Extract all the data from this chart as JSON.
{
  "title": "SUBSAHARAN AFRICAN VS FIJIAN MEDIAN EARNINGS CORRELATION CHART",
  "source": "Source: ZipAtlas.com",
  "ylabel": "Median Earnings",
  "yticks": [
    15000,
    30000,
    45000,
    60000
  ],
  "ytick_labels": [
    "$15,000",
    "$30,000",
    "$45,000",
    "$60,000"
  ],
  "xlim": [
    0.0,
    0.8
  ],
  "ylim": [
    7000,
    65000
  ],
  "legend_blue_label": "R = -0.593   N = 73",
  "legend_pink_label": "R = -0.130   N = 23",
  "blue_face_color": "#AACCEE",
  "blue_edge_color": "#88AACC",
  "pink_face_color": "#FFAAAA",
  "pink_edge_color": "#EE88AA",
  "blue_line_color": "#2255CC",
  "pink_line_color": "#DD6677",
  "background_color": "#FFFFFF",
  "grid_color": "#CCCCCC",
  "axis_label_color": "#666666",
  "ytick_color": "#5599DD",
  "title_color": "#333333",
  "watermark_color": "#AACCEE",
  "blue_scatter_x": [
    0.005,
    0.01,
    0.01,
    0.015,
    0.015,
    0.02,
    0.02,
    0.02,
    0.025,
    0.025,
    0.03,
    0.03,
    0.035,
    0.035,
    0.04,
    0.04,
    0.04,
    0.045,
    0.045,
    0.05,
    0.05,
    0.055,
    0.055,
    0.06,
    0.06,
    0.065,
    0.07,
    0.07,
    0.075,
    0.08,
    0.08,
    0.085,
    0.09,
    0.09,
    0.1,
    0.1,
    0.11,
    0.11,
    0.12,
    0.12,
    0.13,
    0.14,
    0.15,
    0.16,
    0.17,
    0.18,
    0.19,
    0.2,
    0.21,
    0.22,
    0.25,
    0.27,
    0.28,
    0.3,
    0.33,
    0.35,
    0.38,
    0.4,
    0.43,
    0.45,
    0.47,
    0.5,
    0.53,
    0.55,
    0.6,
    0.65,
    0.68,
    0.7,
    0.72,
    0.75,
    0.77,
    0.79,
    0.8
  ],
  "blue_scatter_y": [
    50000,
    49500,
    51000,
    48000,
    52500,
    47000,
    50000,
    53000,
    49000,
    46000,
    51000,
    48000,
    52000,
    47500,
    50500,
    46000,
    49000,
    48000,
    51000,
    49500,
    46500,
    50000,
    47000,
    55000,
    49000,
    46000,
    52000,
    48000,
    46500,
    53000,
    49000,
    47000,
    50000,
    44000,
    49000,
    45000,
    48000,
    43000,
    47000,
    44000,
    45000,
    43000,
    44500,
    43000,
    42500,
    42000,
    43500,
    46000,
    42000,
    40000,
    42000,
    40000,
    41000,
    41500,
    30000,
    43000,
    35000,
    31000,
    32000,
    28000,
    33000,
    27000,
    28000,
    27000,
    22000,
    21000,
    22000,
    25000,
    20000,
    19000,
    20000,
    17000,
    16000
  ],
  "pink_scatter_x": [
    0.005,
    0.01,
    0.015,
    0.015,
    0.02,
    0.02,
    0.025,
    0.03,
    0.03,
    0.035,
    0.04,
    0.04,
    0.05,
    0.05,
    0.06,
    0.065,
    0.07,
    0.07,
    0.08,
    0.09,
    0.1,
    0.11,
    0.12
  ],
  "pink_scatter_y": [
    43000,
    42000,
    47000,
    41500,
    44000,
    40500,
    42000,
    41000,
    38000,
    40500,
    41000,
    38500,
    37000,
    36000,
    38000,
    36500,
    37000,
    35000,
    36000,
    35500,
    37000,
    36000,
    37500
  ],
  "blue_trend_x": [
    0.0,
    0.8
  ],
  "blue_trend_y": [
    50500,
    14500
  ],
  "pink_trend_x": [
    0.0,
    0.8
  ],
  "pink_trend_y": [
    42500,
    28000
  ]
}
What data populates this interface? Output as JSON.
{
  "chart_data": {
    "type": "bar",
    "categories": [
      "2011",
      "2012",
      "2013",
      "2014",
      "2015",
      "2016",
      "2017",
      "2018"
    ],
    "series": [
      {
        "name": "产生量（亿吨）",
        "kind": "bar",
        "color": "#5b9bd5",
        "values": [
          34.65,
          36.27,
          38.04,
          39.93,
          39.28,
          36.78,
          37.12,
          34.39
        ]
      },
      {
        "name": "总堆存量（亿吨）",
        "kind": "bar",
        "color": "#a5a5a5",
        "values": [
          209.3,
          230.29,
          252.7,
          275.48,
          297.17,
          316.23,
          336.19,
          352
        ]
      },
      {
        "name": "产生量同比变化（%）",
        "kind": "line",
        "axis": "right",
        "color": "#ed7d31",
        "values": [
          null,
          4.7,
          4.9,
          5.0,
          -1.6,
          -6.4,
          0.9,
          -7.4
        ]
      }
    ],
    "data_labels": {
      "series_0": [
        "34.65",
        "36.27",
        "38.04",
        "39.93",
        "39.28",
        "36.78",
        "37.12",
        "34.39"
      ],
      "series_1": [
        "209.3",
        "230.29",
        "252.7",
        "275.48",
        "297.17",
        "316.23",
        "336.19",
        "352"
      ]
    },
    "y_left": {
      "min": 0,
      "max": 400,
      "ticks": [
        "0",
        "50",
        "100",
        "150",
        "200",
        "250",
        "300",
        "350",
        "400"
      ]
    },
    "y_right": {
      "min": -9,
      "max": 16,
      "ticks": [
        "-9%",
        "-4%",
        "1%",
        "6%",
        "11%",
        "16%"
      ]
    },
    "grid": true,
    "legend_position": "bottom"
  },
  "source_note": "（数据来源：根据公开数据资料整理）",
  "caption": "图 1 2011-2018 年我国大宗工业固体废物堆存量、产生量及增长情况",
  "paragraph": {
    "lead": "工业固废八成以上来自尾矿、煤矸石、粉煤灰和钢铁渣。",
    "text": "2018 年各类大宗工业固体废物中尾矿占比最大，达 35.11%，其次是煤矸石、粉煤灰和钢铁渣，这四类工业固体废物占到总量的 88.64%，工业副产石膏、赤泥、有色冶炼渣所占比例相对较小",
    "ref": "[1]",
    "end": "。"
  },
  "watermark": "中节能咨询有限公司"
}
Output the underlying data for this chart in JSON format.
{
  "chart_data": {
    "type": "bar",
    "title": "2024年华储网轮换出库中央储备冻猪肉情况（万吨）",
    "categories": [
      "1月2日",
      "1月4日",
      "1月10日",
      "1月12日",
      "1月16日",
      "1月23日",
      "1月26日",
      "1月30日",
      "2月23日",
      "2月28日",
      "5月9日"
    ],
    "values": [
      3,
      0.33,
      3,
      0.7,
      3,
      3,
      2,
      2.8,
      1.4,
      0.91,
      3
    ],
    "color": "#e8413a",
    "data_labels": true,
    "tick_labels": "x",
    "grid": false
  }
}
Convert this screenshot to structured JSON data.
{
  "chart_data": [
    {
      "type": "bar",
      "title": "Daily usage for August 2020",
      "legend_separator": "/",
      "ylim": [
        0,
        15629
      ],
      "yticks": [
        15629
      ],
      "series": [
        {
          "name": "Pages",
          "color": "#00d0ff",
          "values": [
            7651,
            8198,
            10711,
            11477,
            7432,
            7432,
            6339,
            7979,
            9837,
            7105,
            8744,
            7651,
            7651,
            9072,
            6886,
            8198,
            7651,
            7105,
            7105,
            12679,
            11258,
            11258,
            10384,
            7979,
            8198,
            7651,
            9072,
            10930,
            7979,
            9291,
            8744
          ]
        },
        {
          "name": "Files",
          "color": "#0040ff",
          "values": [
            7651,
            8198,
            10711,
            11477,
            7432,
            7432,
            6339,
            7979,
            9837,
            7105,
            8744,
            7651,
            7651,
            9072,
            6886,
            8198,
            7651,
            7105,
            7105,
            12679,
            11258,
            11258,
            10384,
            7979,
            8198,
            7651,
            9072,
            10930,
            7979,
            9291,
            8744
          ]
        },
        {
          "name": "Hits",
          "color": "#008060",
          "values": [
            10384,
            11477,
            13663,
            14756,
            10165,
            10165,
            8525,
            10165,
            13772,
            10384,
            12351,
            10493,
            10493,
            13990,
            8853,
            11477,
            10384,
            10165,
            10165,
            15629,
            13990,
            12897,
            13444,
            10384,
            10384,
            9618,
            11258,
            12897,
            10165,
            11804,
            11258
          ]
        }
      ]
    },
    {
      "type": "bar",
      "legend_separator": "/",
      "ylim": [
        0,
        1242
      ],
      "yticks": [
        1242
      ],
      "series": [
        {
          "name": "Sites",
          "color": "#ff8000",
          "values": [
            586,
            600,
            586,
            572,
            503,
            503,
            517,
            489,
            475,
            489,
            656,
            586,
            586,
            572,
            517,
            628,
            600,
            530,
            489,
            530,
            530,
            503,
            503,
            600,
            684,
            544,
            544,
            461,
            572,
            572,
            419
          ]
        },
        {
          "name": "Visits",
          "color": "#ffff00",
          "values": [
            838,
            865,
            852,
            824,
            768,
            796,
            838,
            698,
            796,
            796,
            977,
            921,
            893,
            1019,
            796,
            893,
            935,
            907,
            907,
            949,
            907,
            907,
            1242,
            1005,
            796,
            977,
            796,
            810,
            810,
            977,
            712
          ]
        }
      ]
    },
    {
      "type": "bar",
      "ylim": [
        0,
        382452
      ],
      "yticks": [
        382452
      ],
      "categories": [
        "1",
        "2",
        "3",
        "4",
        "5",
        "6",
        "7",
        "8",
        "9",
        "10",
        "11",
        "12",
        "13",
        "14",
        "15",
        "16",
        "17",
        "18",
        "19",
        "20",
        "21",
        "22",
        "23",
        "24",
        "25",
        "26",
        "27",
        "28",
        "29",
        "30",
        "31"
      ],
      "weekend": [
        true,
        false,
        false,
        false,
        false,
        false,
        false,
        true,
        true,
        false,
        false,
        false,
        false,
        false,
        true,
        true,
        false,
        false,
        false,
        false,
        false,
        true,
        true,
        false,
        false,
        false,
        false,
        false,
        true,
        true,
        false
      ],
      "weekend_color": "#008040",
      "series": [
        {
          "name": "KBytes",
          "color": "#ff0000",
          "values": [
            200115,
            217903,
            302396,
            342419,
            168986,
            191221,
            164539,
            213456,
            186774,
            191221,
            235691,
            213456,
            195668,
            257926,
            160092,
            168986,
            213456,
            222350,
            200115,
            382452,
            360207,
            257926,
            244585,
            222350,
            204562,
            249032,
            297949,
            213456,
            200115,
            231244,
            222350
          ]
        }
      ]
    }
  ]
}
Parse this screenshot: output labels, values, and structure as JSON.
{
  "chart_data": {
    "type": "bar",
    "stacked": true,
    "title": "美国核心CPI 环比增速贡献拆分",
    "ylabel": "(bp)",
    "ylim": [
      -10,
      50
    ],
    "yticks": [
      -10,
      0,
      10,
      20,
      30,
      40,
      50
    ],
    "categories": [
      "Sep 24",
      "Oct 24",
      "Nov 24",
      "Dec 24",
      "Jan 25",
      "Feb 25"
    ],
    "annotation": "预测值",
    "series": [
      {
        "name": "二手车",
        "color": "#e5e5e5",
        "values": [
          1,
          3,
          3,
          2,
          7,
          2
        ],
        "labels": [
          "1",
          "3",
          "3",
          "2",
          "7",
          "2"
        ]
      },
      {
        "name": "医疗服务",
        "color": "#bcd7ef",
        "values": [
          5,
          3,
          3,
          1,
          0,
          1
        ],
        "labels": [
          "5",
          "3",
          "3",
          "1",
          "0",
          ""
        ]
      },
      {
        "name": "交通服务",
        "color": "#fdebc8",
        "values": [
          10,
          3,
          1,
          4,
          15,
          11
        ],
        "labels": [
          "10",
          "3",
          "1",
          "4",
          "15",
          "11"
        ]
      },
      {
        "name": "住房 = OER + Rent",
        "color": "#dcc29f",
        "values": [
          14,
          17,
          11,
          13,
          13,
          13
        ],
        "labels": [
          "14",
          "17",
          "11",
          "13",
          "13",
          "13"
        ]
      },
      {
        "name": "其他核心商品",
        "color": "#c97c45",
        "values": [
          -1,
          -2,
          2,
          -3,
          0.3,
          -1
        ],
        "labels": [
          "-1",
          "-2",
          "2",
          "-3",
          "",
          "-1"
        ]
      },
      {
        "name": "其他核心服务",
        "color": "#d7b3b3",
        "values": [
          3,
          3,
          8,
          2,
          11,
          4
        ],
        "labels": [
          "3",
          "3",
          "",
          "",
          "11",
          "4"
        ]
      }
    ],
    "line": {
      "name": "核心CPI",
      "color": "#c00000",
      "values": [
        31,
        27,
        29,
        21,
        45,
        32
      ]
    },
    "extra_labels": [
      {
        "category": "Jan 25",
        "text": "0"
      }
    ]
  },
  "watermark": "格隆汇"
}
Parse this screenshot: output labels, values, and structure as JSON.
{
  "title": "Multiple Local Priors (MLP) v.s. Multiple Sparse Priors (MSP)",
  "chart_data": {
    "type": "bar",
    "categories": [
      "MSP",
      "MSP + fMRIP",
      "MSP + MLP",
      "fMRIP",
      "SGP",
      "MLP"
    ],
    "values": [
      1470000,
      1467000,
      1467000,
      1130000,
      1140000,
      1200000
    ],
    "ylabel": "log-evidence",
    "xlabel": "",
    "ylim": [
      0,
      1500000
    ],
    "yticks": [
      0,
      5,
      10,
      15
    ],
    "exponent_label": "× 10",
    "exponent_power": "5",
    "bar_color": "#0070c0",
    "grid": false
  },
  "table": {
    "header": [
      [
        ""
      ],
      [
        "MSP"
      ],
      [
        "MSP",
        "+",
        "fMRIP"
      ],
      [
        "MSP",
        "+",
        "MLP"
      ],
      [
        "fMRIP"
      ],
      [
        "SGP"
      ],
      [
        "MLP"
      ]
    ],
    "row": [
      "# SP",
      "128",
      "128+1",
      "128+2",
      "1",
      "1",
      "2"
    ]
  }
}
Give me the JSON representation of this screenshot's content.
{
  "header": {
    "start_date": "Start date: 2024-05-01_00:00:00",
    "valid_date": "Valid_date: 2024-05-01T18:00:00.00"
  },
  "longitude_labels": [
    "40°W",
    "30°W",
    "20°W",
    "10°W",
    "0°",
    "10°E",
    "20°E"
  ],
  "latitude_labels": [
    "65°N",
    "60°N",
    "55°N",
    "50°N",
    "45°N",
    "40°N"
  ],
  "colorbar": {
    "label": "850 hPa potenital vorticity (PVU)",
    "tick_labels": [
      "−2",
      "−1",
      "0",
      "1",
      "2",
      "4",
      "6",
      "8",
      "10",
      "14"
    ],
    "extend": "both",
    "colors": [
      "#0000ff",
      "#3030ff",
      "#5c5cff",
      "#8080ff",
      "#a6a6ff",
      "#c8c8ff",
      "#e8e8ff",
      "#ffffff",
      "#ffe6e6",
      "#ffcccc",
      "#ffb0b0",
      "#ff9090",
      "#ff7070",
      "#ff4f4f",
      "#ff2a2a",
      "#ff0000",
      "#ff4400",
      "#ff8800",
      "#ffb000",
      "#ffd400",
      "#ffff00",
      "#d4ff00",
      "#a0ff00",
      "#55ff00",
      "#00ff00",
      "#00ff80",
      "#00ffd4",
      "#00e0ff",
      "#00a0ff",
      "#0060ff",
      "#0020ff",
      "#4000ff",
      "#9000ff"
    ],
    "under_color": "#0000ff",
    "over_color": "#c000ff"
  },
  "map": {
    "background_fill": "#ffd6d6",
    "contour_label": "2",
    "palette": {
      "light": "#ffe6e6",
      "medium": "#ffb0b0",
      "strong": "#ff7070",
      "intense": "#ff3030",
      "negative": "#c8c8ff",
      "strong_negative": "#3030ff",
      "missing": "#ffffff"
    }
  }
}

== == ==

WHAT IS BEING ASKED
Only lines with the string "粉煤灰和钢铁渣" belong in your answer; copy each one.

PROBLEM SOLUTION
    "lead": "工业固废八成以上来自尾矿、煤矸石、粉煤灰和钢铁渣。",
    "text": "2018 年各类大宗工业固体废物中尾矿占比最大，达 35.11%，其次是煤矸石、粉煤灰和钢铁渣，这四类工业固体废物占到总量的 88.64%，工业副产石膏、赤泥、有色冶炼渣所占比例相对较小",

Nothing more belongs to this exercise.